DIRECTIONS: Reproduce verbatim the lines of the records from the very first line through the line containing "cell-play: 中三直选跨度 bbox=[397, 579, 531, 634]", inclusive.

RECORDS PROVIDED:
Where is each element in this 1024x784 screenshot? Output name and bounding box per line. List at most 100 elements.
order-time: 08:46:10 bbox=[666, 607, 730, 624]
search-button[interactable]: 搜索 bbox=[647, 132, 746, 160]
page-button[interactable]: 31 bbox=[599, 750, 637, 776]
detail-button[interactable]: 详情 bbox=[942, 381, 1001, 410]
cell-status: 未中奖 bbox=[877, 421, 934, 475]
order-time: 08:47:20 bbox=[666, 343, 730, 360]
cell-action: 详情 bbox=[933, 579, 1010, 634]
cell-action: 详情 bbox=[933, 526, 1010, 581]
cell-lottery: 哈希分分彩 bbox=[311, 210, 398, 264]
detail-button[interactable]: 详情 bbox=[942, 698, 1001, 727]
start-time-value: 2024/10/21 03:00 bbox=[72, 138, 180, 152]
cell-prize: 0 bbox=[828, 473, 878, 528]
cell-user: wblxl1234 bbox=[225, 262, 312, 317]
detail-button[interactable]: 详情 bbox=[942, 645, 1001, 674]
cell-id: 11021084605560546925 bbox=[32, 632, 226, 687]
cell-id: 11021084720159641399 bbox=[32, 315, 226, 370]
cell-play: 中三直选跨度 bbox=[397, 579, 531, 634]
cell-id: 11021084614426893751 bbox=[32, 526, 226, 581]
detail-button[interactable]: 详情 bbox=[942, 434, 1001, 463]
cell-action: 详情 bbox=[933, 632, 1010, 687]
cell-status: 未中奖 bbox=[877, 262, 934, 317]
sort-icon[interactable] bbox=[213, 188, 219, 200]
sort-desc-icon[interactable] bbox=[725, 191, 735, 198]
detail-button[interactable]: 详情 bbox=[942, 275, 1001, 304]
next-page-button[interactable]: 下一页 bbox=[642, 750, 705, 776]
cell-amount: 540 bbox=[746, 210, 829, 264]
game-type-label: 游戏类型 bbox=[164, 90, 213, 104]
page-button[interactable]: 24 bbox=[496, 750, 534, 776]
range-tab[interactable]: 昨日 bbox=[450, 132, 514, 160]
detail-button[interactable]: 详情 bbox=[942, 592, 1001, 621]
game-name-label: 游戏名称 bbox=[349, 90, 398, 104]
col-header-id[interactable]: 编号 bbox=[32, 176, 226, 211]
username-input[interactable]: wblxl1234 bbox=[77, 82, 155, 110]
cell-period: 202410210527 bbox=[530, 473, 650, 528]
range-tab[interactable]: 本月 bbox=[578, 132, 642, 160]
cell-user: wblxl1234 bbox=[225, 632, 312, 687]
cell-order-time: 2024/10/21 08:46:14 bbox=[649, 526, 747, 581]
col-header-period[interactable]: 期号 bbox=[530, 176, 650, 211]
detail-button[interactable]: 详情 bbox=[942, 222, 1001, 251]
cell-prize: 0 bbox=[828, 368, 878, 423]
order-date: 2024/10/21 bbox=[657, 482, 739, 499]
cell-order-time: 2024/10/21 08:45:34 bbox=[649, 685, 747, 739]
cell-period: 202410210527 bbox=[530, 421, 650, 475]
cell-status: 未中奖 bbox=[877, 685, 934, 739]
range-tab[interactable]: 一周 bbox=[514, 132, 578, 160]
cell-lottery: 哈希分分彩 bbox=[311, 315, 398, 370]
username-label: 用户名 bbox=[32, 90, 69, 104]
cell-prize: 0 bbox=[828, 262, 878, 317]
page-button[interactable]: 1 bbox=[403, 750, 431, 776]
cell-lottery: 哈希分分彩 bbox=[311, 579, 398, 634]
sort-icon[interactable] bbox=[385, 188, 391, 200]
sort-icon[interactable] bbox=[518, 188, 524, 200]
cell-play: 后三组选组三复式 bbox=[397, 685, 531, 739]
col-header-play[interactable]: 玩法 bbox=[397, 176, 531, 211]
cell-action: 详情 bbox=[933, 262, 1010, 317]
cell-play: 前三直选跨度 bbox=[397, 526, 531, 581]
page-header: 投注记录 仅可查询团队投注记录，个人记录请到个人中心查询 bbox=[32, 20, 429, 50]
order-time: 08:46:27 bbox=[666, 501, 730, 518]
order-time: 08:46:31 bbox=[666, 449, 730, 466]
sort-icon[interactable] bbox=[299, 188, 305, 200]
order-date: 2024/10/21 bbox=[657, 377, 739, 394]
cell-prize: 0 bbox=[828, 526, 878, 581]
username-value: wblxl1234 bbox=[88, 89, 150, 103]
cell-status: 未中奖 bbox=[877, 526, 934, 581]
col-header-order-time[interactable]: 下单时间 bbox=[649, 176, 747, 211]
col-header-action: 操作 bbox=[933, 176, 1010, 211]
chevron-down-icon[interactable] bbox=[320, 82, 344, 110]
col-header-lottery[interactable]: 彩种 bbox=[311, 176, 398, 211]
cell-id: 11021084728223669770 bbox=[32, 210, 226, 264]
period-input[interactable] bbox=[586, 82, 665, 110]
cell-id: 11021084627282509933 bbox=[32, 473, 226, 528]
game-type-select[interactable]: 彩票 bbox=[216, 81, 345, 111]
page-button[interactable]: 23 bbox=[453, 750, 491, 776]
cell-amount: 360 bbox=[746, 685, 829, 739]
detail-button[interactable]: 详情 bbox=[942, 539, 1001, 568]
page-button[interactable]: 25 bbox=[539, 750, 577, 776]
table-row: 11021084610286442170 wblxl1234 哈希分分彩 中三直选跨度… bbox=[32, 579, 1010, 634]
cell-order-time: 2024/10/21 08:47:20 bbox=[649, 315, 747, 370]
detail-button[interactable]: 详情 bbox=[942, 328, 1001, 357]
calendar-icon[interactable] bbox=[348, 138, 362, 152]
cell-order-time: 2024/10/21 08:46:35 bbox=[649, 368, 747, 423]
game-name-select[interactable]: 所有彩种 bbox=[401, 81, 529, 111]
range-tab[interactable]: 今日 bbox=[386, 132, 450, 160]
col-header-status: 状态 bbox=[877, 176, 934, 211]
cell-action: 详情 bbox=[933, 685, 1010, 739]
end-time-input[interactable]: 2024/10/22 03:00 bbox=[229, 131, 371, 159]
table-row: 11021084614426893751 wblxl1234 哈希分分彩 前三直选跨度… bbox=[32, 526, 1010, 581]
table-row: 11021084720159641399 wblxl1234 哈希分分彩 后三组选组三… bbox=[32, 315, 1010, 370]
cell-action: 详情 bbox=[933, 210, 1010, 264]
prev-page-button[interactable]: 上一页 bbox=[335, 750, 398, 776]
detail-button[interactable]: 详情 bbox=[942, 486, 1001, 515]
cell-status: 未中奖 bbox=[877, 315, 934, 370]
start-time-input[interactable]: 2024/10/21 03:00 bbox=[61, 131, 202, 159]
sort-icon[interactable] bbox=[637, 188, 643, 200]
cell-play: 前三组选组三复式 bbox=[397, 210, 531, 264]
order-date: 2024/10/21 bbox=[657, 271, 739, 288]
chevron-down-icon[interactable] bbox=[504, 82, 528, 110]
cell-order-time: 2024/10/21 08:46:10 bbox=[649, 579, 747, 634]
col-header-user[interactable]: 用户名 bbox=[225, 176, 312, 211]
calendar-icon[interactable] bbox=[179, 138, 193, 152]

WORKED ANSWER:
Where is each element in this 1024x784 screenshot? Output name and bounding box per line. List at most 100 elements.
order-time: 08:46:10 bbox=[666, 607, 730, 624]
search-button[interactable]: 搜索 bbox=[647, 132, 746, 160]
page-button[interactable]: 31 bbox=[599, 750, 637, 776]
detail-button[interactable]: 详情 bbox=[942, 381, 1001, 410]
cell-status: 未中奖 bbox=[877, 421, 934, 475]
order-time: 08:47:20 bbox=[666, 343, 730, 360]
cell-action: 详情 bbox=[933, 579, 1010, 634]
cell-action: 详情 bbox=[933, 526, 1010, 581]
cell-lottery: 哈希分分彩 bbox=[311, 210, 398, 264]
detail-button[interactable]: 详情 bbox=[942, 698, 1001, 727]
start-time-value: 2024/10/21 03:00 bbox=[72, 138, 180, 152]
cell-prize: 0 bbox=[828, 473, 878, 528]
cell-user: wblxl1234 bbox=[225, 262, 312, 317]
detail-button[interactable]: 详情 bbox=[942, 645, 1001, 674]
cell-id: 11021084605560546925 bbox=[32, 632, 226, 687]
cell-id: 11021084720159641399 bbox=[32, 315, 226, 370]
cell-play: 中三直选跨度 bbox=[397, 579, 531, 634]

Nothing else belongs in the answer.